[Data records]
⟨
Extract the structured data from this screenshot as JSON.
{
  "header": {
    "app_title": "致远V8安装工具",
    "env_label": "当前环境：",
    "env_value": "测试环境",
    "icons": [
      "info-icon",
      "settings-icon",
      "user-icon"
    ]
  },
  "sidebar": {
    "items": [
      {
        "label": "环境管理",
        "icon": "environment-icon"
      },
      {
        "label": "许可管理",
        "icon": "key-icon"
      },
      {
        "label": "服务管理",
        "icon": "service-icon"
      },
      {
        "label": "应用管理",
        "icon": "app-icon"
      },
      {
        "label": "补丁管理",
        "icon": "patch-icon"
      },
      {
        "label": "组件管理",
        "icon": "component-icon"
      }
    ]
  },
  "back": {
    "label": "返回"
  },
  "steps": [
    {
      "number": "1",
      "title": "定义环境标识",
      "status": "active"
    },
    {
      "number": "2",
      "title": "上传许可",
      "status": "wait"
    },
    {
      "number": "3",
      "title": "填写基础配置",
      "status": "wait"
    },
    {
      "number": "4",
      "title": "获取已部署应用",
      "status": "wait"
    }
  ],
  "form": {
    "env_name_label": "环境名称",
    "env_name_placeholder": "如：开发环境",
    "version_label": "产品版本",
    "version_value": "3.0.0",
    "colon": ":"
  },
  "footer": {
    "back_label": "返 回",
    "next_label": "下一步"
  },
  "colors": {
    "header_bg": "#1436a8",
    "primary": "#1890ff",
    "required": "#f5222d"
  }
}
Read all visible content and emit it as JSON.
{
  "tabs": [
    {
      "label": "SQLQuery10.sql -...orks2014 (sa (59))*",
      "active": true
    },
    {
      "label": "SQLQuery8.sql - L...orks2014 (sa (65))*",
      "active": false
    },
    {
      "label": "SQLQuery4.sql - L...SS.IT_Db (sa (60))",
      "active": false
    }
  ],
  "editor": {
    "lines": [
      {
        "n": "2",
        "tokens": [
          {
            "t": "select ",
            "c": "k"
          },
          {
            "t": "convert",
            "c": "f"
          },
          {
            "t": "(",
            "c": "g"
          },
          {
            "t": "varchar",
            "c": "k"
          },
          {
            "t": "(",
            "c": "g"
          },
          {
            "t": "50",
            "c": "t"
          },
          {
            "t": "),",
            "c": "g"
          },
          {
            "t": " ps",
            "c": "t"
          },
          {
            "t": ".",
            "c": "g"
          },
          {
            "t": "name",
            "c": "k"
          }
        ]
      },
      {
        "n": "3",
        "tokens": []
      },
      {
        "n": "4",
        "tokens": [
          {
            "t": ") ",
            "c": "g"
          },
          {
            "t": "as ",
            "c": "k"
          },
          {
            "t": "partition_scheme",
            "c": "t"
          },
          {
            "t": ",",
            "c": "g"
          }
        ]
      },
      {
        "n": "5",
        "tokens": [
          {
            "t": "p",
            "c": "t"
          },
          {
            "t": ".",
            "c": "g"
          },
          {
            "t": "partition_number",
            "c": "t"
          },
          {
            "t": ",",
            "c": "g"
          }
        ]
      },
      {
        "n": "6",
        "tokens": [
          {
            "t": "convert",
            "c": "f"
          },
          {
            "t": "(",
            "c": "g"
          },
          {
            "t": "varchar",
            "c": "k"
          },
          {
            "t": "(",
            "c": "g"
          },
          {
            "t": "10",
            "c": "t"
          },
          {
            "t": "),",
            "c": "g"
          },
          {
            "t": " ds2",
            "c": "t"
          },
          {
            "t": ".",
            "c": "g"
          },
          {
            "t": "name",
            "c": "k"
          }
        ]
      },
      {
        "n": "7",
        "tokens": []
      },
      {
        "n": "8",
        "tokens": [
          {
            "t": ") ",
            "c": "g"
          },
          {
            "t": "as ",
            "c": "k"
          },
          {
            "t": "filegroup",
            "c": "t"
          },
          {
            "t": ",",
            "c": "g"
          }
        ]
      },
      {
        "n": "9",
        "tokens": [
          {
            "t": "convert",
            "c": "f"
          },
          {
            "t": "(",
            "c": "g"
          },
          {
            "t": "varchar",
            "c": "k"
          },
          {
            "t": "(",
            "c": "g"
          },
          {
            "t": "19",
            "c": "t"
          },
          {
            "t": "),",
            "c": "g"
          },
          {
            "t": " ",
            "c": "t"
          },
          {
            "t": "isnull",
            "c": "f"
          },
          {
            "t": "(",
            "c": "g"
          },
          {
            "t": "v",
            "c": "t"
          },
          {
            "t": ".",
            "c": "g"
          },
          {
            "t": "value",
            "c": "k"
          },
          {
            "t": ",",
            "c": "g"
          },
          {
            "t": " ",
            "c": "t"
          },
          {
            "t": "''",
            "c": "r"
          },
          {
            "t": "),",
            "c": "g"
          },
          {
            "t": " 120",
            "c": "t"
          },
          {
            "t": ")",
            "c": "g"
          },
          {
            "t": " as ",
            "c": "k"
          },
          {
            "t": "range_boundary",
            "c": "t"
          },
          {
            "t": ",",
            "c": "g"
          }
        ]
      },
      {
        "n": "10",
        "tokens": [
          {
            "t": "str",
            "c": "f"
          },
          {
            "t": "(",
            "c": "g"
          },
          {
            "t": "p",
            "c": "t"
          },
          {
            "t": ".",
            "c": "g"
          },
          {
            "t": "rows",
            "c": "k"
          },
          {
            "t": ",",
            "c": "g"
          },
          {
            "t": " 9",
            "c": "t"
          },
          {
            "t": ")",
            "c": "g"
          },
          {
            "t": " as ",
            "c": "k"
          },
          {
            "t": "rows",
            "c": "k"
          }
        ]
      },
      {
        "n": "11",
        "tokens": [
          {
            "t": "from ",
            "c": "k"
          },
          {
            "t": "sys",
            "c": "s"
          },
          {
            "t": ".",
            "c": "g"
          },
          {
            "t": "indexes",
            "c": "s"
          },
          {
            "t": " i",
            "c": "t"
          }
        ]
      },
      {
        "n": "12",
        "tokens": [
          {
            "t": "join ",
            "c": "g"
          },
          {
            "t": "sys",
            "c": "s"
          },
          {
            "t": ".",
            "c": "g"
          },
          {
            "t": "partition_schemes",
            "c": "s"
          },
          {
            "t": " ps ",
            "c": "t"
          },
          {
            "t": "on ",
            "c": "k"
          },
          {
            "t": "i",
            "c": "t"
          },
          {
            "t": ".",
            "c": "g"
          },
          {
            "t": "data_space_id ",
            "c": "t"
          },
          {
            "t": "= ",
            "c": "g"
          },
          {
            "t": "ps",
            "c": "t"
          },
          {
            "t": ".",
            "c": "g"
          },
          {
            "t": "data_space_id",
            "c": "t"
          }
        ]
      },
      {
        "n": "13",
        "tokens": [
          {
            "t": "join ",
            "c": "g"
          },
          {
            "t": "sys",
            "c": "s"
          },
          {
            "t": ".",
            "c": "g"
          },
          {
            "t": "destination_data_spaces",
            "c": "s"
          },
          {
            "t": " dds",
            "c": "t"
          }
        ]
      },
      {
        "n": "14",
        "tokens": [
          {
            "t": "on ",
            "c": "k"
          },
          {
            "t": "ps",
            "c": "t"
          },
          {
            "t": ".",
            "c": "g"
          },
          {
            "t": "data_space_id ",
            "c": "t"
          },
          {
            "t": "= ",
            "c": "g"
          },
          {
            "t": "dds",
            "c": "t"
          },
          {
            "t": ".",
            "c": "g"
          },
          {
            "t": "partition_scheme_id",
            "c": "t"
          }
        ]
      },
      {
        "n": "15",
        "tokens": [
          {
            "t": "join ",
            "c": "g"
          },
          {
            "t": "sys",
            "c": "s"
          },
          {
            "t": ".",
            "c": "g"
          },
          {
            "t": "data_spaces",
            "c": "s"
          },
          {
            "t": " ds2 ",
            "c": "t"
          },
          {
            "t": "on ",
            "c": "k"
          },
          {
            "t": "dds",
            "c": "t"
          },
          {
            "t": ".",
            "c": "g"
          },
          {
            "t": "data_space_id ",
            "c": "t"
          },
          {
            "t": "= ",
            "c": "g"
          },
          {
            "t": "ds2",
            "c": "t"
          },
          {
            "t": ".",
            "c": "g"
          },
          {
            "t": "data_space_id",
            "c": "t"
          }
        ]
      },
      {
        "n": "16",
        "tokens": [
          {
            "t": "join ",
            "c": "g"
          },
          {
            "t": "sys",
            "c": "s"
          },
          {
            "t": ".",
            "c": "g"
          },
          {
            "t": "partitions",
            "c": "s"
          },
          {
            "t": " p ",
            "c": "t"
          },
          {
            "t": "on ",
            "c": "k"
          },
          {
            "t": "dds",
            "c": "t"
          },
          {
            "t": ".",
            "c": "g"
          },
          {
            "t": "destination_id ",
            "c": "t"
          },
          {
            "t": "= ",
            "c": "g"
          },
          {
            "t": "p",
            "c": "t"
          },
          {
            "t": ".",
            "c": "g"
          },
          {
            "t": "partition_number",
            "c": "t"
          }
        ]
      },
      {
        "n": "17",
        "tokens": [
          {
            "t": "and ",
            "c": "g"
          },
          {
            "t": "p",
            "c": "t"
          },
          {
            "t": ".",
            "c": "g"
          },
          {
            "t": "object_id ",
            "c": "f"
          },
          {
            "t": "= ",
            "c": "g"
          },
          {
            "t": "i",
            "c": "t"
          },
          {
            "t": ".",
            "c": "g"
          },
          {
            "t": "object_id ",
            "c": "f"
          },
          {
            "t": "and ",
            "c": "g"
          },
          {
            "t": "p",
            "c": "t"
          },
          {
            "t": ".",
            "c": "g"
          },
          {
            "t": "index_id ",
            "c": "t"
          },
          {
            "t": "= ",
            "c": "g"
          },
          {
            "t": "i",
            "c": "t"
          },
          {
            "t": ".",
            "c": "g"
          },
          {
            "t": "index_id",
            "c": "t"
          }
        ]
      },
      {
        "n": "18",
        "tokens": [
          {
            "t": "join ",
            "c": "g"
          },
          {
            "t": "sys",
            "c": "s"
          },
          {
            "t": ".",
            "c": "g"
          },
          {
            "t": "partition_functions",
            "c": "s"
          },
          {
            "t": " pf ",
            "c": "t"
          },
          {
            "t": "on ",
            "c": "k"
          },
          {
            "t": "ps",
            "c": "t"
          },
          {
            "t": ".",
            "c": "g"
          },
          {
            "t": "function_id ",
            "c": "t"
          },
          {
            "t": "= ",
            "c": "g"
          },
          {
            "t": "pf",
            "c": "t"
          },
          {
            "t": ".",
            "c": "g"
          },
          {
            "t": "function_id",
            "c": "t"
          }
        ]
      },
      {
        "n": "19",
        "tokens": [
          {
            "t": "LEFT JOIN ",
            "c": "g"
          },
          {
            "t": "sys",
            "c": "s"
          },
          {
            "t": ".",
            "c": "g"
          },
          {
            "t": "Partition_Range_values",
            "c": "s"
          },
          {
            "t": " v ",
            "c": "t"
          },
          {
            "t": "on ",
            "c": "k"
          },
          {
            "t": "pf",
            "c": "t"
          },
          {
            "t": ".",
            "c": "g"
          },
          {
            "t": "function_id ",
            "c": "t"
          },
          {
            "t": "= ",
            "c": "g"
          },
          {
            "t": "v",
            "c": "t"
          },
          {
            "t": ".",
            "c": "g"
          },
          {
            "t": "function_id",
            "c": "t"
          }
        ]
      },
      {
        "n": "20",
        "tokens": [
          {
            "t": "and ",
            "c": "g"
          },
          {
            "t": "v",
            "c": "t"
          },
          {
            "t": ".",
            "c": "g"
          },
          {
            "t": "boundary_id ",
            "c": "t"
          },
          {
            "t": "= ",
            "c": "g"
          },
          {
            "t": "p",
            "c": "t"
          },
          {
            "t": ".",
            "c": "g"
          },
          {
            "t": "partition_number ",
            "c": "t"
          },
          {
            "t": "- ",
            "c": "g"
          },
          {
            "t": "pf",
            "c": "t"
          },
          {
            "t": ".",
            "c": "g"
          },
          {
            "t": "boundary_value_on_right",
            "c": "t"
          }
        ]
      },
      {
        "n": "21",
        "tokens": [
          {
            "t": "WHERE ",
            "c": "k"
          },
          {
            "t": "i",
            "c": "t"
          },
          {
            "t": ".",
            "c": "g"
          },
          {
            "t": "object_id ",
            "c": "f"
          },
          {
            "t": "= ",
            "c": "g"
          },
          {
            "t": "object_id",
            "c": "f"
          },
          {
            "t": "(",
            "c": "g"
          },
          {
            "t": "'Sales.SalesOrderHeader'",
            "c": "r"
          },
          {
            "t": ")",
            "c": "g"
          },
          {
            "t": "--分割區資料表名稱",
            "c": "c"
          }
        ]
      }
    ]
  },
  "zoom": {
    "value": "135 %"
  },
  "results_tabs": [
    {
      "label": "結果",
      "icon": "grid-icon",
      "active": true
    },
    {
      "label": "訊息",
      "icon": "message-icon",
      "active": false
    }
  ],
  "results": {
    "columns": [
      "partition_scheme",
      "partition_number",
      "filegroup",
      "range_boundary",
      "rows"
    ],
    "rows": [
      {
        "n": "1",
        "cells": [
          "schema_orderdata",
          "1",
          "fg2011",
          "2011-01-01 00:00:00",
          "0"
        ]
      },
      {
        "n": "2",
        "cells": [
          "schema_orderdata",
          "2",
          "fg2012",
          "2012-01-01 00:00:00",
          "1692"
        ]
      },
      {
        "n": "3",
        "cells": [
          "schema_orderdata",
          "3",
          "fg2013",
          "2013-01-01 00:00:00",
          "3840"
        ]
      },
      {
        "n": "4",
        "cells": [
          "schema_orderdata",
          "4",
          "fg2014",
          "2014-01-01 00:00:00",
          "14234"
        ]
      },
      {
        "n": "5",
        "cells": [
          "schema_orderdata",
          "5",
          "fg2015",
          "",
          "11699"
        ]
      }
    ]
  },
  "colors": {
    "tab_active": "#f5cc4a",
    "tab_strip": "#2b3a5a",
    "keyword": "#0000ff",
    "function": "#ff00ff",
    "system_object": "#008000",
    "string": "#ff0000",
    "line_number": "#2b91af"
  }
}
⟩
### Your goal
Write out every line from the entries where "JSON" appears.

### Result for this exercise
Extract the structured data from this screenshot as JSON.
Read all visible content and emit it as JSON.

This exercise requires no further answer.